-- start of Supplied material --

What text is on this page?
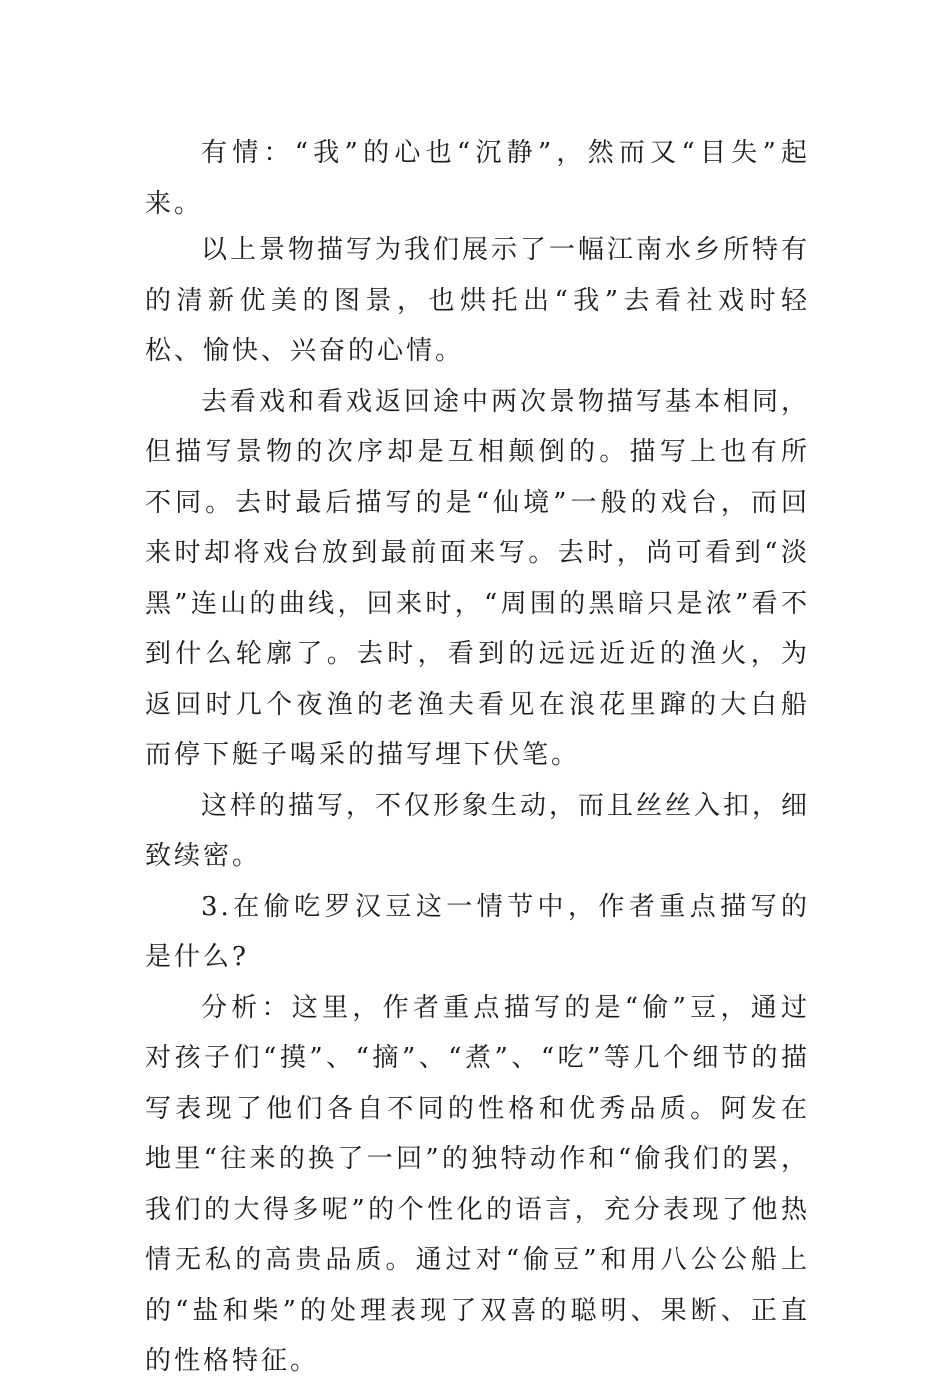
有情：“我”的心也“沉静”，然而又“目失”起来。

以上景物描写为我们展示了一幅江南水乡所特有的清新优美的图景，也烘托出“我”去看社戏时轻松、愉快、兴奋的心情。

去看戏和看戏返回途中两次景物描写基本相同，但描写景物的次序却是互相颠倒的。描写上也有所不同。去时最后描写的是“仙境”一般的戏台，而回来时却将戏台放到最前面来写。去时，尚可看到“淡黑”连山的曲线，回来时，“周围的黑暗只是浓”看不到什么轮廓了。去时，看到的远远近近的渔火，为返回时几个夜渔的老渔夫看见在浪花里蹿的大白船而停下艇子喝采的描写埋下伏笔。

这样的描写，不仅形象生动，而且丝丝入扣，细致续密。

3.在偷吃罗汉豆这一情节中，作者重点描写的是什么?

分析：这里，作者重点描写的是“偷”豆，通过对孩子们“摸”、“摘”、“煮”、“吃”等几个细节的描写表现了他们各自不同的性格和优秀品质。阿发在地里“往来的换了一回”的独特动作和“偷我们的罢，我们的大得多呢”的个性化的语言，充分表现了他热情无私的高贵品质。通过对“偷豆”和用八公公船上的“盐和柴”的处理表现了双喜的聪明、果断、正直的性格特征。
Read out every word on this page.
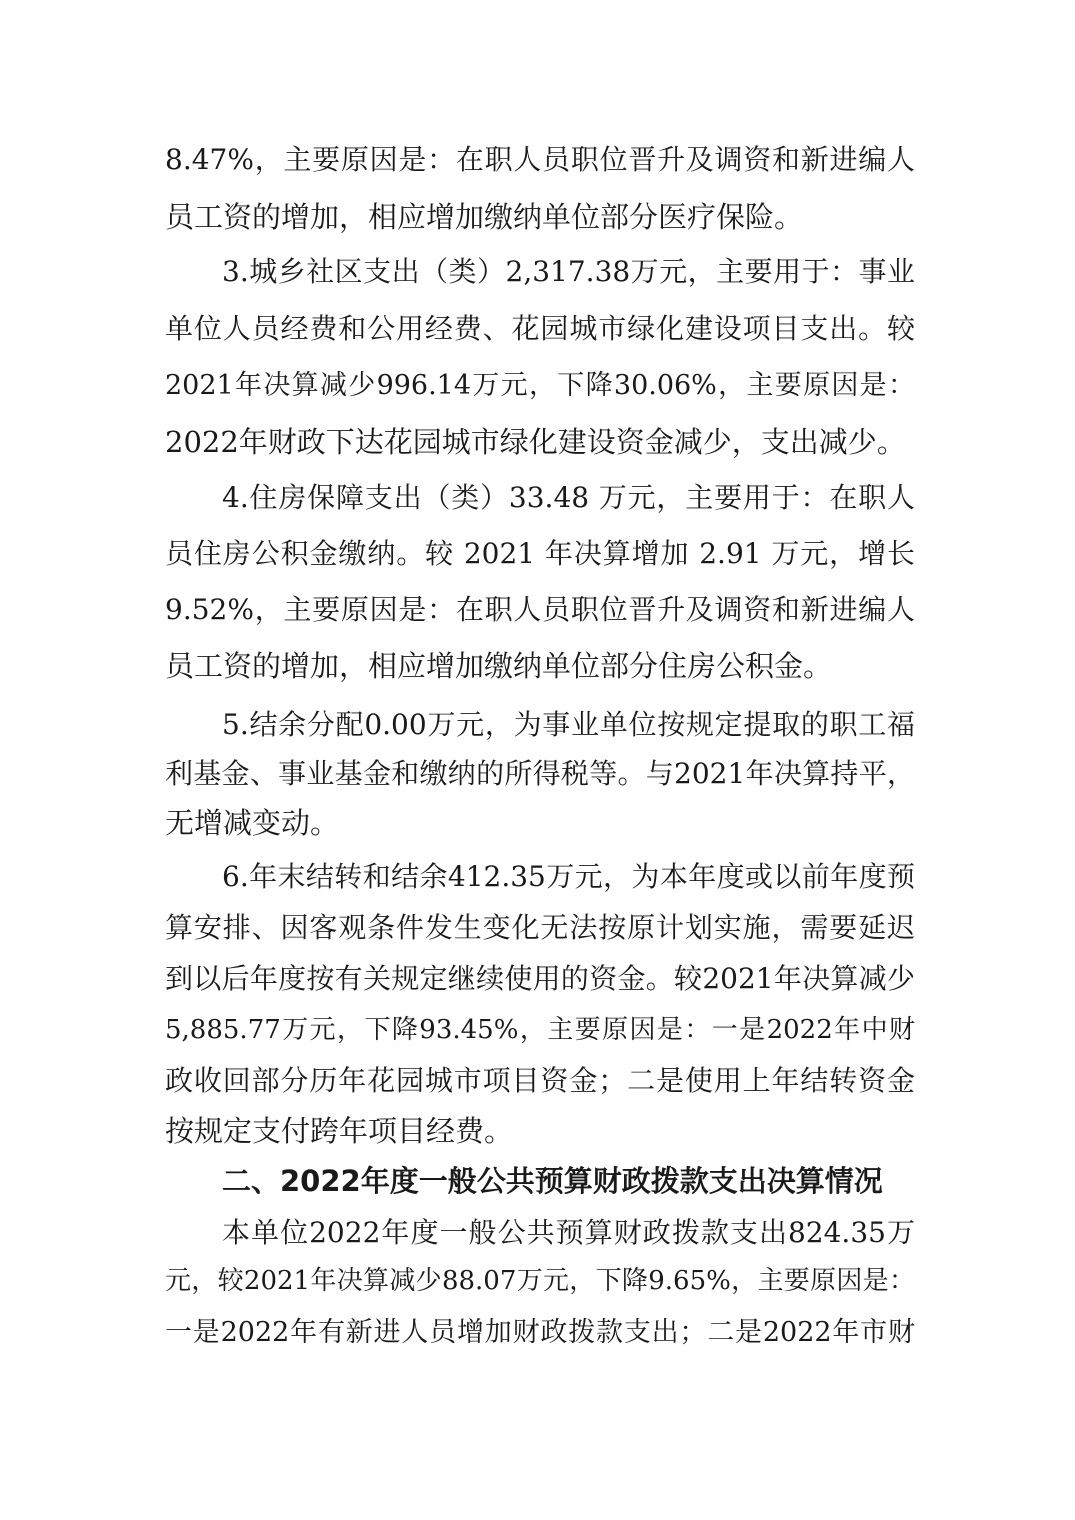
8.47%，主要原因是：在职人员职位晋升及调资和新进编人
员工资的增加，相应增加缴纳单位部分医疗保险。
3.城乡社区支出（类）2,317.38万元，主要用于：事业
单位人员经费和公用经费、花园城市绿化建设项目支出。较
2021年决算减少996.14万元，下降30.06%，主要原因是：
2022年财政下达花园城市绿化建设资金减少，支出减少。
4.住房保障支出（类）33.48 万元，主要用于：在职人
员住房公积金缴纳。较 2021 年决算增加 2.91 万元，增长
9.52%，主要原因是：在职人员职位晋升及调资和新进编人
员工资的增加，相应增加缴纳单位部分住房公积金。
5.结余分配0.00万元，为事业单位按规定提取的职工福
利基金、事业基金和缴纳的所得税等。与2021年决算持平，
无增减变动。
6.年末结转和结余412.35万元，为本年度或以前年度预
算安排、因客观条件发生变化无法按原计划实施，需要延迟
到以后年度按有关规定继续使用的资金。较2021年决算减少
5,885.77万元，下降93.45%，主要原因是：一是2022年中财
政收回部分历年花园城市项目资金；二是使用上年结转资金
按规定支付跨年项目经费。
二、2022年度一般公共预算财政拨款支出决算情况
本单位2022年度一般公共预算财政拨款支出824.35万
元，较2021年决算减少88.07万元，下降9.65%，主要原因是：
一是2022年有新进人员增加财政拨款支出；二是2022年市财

-- end of Supplied material --

Work to be completed: Using the listing, collect all lines in which the string "在职人员职位晋升及调资和新进编人" is found.

Result of this task:
8.47%，主要原因是：在职人员职位晋升及调资和新进编人
9.52%，主要原因是：在职人员职位晋升及调资和新进编人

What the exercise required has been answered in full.